▸ BLOCO DE TEXTO
────────
Altes Museum, Berlim Schinkel, 1823-1830

O presente ensaio explora o papel do Altes Museum, o mais antigo e também o primeiro museu de arte público de Berlim, no desenvolvimento da arquitetura no século XIX. Trata-se de um dos vários museus de renome internacional situado na Ilha dos Museus, tendo a sua construção sido, extremamente, importante para o arranjo arquitetónico da ilha. Património da UNESCO desde 1999, a ilha abrange cinco museus representativos para a cidade de Berlim e está localizada entre as duas margens do rio Spree. É de salientar que todas as edificações da ilha foram construídas num período de, aproximadamente, cem anos, entre 1830 e 1930.
────────
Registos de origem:
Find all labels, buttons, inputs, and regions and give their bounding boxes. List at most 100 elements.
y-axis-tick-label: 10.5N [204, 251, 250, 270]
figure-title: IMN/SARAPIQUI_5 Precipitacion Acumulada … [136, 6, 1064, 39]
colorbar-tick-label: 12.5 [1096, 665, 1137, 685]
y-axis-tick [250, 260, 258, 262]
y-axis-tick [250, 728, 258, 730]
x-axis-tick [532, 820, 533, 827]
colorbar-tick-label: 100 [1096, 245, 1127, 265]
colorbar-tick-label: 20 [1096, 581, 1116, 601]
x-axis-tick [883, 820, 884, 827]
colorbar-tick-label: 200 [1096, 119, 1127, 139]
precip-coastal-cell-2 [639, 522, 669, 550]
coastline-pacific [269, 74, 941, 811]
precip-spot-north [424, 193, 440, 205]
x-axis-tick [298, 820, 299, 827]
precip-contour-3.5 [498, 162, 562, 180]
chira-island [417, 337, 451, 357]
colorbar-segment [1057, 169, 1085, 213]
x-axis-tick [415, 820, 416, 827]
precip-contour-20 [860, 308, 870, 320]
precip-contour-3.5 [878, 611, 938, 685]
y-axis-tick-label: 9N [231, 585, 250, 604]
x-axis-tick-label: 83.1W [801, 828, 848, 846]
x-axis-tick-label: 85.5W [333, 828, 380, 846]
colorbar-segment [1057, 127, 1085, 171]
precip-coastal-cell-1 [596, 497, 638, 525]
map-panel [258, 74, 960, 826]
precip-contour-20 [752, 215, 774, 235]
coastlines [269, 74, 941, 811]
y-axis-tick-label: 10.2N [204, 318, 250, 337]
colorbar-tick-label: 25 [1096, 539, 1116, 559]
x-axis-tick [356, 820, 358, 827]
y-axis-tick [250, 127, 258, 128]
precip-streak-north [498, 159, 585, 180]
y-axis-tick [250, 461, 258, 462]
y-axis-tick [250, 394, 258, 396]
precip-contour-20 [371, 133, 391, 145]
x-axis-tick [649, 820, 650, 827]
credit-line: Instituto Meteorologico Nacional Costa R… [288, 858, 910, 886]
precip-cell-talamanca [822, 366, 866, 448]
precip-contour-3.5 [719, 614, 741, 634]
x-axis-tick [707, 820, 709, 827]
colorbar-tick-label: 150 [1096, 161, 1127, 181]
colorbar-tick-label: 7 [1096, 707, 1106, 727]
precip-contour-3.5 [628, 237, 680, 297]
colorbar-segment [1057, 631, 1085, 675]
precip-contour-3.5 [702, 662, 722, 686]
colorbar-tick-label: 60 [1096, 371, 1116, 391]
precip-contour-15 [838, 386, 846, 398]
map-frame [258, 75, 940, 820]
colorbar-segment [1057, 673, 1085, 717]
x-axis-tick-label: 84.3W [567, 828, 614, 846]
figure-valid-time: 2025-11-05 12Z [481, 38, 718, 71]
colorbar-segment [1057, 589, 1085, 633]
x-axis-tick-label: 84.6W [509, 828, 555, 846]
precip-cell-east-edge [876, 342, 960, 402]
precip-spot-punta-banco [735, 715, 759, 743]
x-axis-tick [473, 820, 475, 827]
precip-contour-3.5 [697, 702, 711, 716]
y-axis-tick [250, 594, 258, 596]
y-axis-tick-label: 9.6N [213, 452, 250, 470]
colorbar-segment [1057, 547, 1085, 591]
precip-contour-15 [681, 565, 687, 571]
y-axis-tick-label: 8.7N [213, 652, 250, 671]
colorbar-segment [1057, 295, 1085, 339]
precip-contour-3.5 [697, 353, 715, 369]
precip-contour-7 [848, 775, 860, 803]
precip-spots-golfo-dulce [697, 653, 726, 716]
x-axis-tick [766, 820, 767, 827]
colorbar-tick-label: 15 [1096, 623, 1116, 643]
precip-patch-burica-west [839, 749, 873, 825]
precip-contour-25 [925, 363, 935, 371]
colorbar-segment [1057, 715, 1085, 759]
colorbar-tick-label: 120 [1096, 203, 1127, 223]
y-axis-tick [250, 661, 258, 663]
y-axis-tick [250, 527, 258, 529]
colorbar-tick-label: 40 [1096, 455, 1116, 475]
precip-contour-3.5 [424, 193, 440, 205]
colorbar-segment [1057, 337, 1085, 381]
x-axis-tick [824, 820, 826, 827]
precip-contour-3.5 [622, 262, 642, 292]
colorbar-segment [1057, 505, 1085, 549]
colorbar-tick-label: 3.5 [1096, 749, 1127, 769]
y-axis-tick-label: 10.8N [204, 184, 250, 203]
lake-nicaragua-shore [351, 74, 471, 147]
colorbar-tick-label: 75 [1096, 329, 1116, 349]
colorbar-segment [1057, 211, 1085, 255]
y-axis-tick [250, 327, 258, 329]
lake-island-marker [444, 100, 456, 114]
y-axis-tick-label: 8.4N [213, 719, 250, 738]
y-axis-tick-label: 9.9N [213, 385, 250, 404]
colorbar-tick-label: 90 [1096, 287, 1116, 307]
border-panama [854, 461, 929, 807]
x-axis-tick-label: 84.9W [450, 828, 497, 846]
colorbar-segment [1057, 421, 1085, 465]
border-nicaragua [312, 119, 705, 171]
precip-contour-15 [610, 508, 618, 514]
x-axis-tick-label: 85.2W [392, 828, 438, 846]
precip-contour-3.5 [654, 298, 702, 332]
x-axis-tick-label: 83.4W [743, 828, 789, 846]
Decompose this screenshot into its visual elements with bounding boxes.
────────
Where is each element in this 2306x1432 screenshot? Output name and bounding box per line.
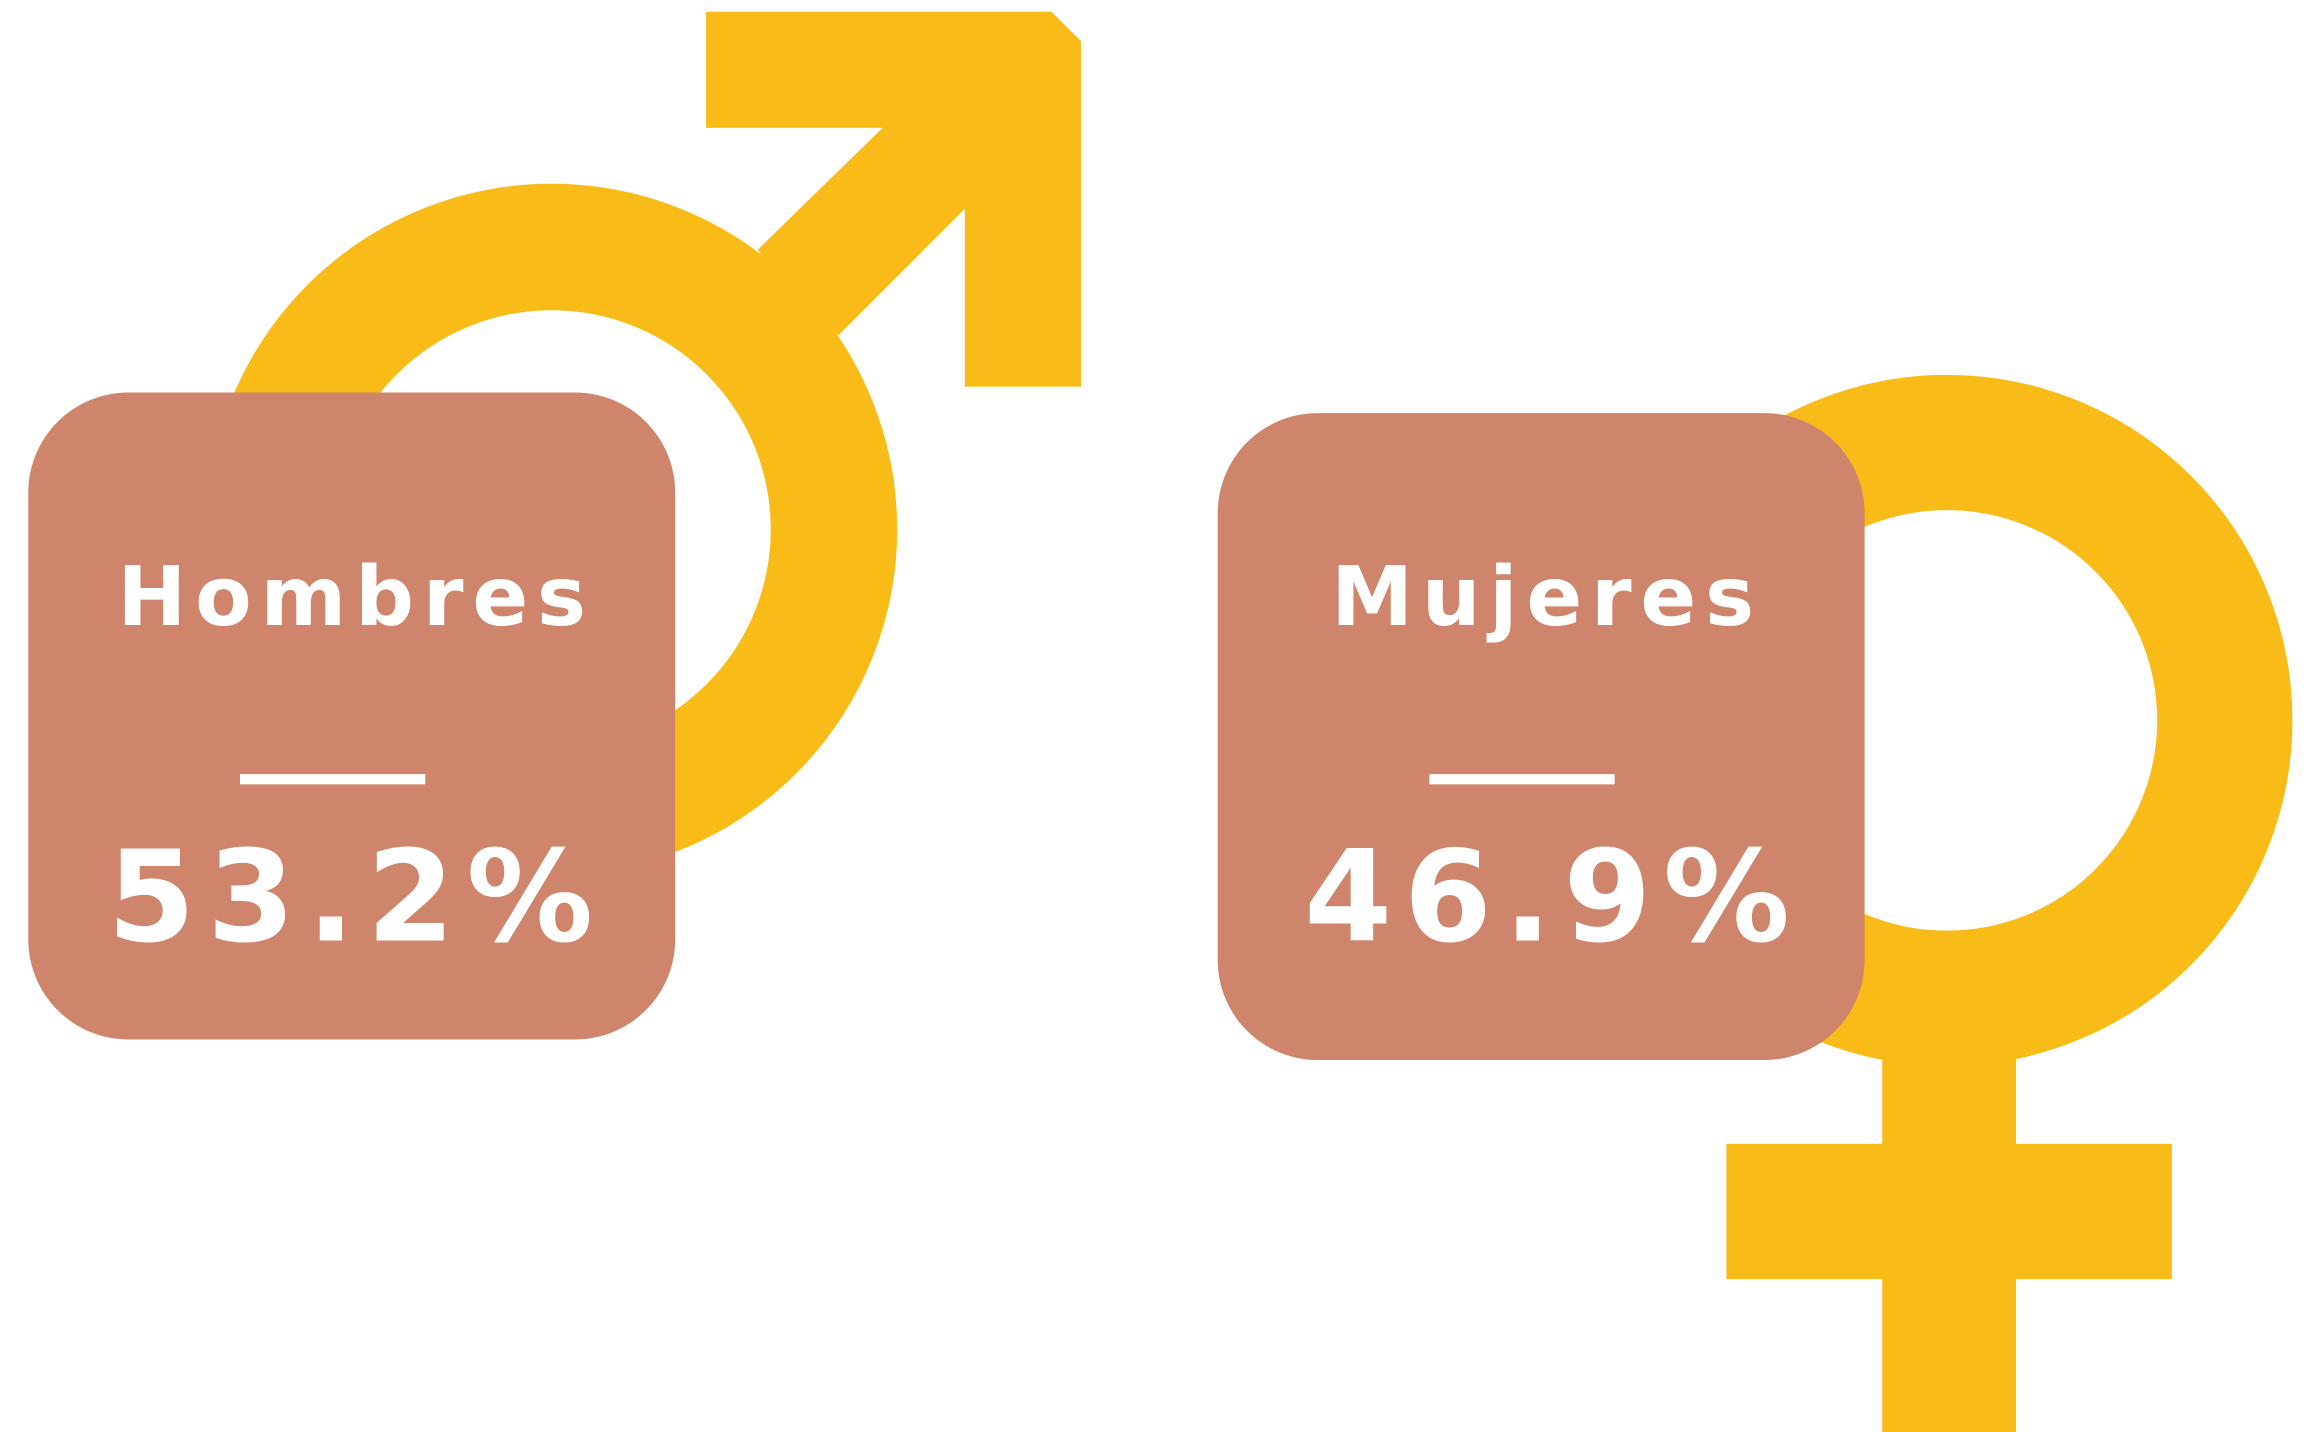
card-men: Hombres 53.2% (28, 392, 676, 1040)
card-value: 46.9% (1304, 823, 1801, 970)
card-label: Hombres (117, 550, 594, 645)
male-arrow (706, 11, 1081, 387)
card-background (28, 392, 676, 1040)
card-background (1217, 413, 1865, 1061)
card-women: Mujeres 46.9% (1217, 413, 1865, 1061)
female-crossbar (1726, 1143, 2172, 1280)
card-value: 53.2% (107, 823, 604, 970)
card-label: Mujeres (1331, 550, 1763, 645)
────────
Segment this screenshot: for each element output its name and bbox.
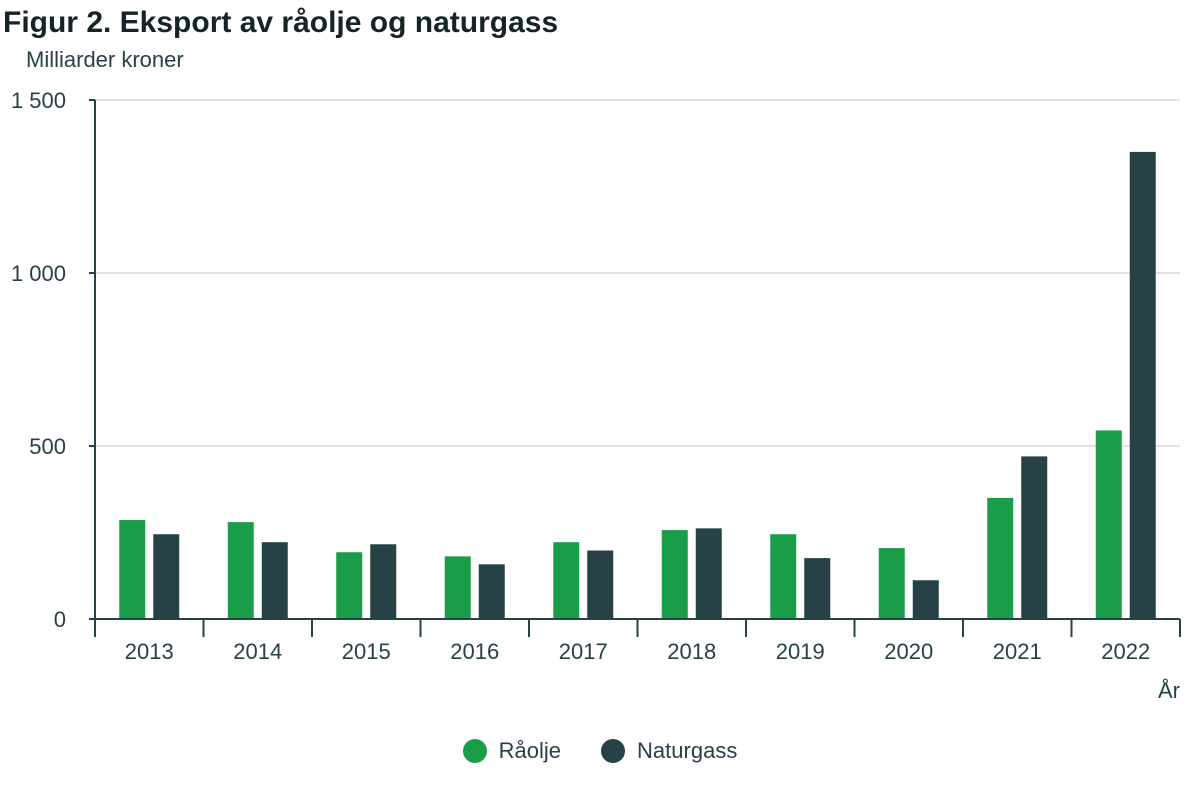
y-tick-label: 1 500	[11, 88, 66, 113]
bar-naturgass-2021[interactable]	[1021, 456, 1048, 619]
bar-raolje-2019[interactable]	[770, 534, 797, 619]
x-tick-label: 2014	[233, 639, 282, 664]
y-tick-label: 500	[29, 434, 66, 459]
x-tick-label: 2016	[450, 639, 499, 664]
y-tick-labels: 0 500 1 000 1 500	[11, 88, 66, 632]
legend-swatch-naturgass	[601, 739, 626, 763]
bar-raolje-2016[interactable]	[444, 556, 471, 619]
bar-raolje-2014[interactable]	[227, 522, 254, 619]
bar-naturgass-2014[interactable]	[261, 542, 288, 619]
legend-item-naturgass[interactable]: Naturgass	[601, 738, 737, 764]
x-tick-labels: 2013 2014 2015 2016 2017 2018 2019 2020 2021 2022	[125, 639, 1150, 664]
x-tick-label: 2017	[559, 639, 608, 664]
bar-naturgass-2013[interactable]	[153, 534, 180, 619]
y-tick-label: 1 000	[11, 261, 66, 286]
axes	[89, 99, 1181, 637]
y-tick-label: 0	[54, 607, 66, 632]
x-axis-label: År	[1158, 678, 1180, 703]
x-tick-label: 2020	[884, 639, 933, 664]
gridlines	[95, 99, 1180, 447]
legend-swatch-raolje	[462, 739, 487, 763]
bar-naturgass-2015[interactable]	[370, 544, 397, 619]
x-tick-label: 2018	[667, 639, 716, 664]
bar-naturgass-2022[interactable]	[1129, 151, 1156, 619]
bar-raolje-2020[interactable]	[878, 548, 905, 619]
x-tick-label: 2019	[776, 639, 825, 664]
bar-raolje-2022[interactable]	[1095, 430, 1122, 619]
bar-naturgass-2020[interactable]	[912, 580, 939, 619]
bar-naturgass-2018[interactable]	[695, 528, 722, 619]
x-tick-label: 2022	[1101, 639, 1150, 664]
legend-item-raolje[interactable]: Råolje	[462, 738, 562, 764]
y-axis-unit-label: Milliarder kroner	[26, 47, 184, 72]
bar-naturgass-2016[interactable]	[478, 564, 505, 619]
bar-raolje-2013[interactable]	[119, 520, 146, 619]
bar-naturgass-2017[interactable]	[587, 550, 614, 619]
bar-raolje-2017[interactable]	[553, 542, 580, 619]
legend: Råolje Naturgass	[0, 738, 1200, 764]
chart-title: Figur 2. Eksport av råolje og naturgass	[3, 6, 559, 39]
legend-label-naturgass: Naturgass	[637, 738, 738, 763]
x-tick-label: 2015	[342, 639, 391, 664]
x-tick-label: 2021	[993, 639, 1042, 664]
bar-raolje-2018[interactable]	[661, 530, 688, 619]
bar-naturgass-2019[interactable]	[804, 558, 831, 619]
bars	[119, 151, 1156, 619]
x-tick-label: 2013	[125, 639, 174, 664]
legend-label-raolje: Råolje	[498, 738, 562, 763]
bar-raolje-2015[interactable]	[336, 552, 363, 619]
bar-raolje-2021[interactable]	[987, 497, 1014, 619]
────────
▸ TAREFAS A REALIZAR
- 1) Segundo o texto sobre o Altes Museum, desde que ano a Ilha dos Museus é Património da UNESCO?
- 2) Transcreva do texto sobre o Altes Museum o trecho de "Altes Museum, Berlim" a "1830 e 1930.".
- 3) Com base no texto sobre o Altes Museum, explique que importância teve a sua construção para a Ilha dos Museus.
Os registos não têm qualquer relação com o texto.

▸ RESULTADOS DAS TAREFAS
- 1) Desde 1999.

- 2)
Altes Museum, Berlim Schinkel, 1823-1830

O presente ensaio explora o papel do Altes Museum, o mais antigo e também o primeiro museu de arte público de Berlim, no desenvolvimento da arquitetura no século XIX. Trata-se de um dos vários museus de renome internacional situado na Ilha dos Museus, tendo a sua construção sido, extremamente, importante para o arranjo arquitetónico da ilha. Património da UNESCO desde 1999, a ilha abrange cinco museus representativos para a cidade de Berlim e está localizada entre as duas margens do rio Spree. É de salientar que todas as edificações da ilha foram construídas num período de, aproximadamente, cem anos, entre 1830 e 1930.

- 3) A construção do Altes Museum foi extremamente importante para o arranjo arquitetónico da Ilha dos Museus.